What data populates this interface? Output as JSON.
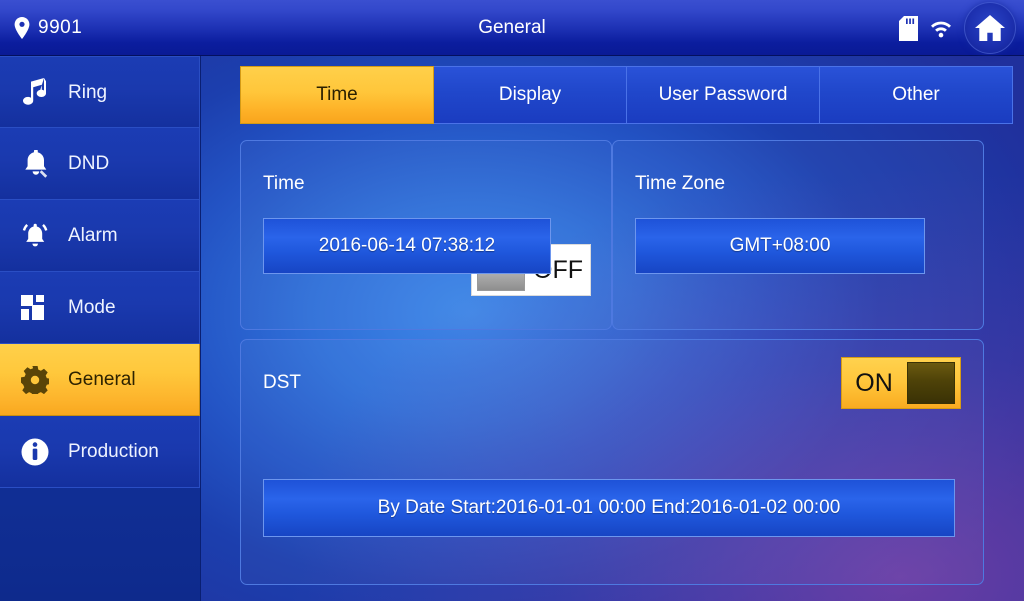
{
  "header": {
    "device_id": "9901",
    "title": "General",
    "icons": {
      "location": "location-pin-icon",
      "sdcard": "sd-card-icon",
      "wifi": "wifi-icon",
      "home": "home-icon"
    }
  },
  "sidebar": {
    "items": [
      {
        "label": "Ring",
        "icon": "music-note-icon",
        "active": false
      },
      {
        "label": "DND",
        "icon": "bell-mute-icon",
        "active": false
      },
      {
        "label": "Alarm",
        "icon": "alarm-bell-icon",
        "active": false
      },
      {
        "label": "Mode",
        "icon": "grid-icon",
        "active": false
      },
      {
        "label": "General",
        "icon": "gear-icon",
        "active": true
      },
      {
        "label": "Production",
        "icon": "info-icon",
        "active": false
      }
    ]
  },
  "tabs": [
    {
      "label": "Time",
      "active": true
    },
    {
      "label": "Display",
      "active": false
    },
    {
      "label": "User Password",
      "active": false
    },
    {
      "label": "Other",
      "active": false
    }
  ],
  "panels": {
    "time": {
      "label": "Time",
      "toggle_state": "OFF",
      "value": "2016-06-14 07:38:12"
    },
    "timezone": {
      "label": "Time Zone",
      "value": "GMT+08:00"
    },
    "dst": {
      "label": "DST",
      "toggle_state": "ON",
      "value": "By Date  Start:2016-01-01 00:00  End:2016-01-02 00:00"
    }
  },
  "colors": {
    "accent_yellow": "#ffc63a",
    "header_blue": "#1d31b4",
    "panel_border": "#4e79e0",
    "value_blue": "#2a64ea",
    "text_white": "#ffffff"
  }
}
==
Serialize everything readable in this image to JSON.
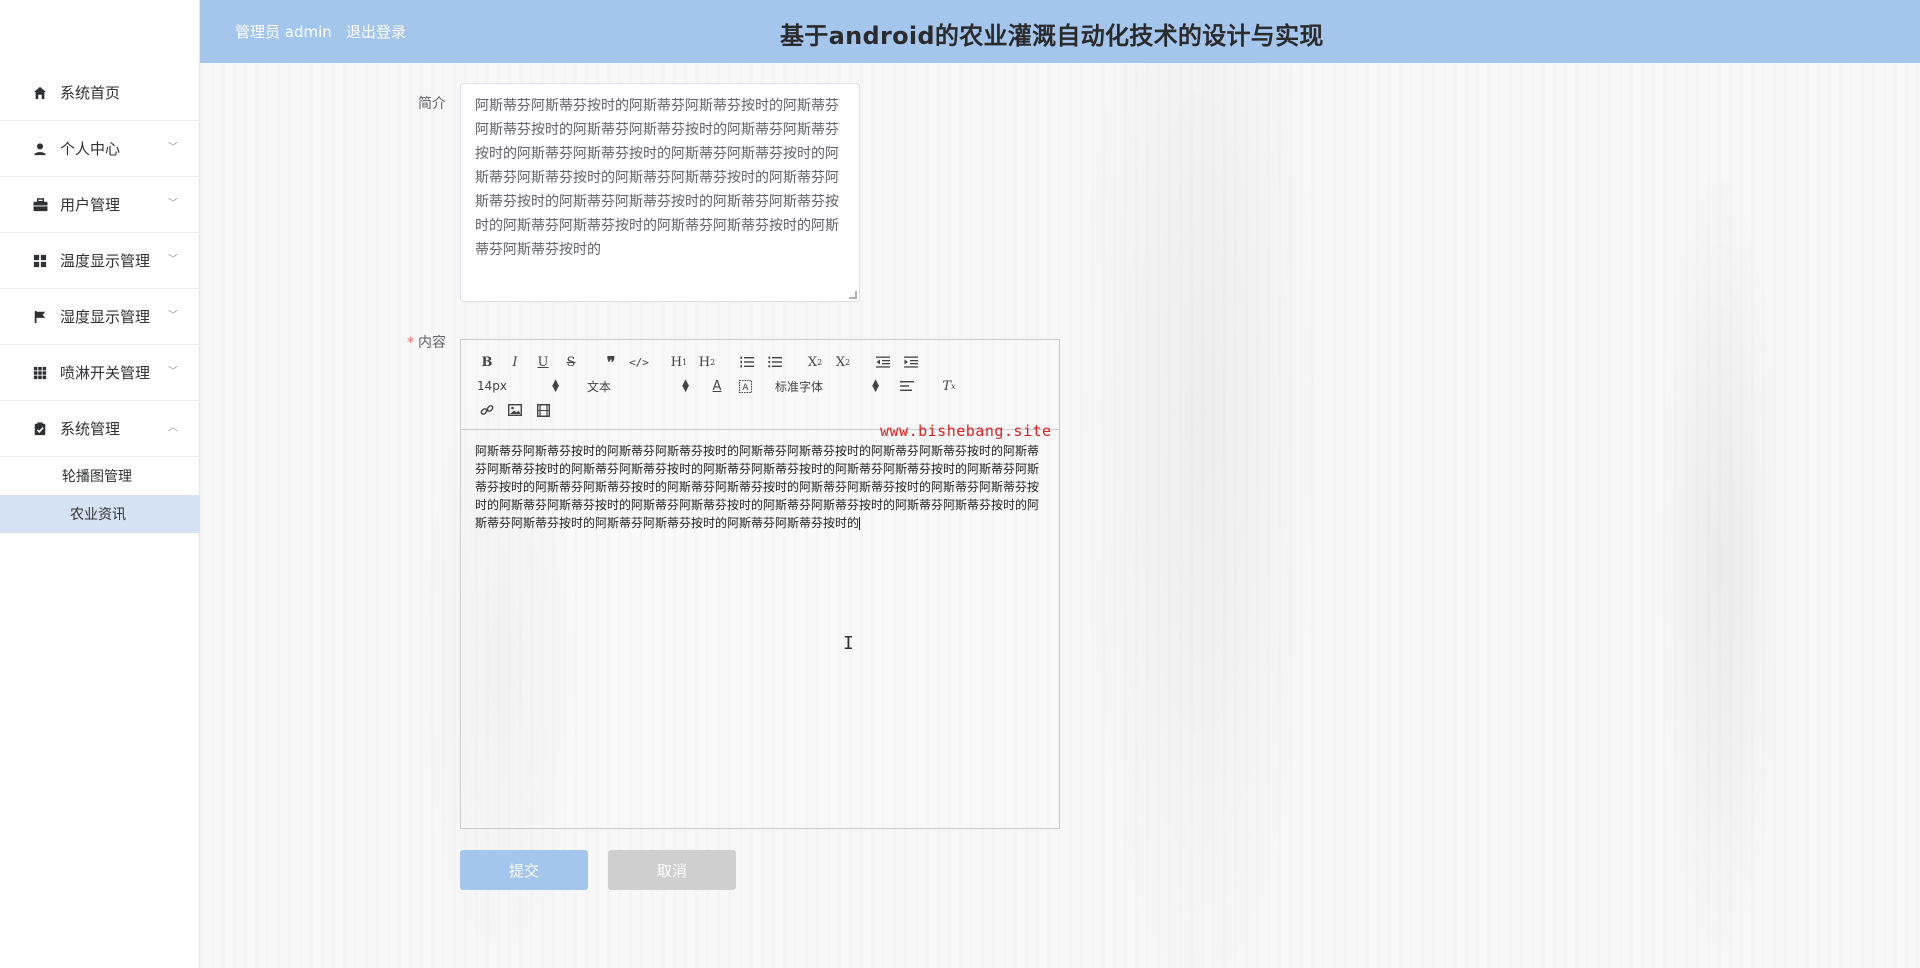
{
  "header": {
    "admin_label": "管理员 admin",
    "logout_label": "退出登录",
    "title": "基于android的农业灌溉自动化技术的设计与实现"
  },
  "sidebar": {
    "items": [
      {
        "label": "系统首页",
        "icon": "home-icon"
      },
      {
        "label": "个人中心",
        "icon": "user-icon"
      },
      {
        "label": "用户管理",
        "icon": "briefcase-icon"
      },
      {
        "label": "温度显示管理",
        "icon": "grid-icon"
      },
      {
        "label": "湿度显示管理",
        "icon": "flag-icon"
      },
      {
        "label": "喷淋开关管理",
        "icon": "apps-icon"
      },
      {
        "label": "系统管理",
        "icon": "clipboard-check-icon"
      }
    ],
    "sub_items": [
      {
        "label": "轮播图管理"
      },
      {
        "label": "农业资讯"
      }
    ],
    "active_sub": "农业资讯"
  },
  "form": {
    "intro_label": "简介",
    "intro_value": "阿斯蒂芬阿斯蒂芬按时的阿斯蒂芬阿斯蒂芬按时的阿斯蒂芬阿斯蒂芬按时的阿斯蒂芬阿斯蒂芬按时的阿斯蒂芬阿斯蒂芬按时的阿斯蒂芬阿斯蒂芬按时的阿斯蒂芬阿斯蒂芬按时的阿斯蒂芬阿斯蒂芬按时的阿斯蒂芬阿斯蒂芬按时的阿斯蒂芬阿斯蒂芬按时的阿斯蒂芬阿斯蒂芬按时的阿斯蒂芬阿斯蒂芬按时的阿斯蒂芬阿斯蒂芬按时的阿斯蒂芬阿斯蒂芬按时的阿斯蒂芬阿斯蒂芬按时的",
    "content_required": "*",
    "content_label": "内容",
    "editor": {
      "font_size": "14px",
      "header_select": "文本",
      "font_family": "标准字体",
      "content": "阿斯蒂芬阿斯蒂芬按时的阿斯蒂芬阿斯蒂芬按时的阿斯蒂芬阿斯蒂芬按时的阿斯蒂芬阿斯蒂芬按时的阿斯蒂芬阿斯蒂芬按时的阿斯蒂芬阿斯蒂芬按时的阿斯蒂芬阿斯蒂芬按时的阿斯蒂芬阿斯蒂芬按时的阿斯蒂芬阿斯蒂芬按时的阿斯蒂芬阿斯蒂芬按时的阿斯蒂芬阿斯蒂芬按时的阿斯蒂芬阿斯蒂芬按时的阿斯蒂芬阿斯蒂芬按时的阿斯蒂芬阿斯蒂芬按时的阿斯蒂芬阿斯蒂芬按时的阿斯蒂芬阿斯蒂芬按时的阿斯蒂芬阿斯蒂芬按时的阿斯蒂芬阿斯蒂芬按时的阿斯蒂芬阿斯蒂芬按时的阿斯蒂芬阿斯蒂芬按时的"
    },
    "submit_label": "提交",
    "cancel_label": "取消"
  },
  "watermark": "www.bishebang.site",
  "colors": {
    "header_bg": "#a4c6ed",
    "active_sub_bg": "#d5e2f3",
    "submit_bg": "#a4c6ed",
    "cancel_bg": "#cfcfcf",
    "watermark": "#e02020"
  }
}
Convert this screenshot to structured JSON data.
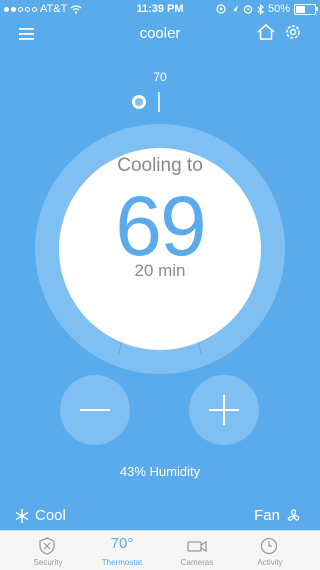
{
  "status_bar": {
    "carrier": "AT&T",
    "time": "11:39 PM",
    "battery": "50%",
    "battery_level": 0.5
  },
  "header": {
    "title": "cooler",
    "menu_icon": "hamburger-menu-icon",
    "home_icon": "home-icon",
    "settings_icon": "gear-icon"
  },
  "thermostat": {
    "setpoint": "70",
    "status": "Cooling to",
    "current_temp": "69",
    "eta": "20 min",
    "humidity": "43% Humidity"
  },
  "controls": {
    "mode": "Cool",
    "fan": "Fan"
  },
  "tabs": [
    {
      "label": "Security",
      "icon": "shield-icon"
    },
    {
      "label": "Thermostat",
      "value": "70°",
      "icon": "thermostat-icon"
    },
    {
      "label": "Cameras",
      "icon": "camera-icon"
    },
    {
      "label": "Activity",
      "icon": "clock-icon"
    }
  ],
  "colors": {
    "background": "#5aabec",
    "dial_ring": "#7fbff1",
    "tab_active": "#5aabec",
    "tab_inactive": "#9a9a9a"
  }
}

[Aim of the exercise] Count the lines in the records above that contain the word "bell", and give only the number.

[The output] 2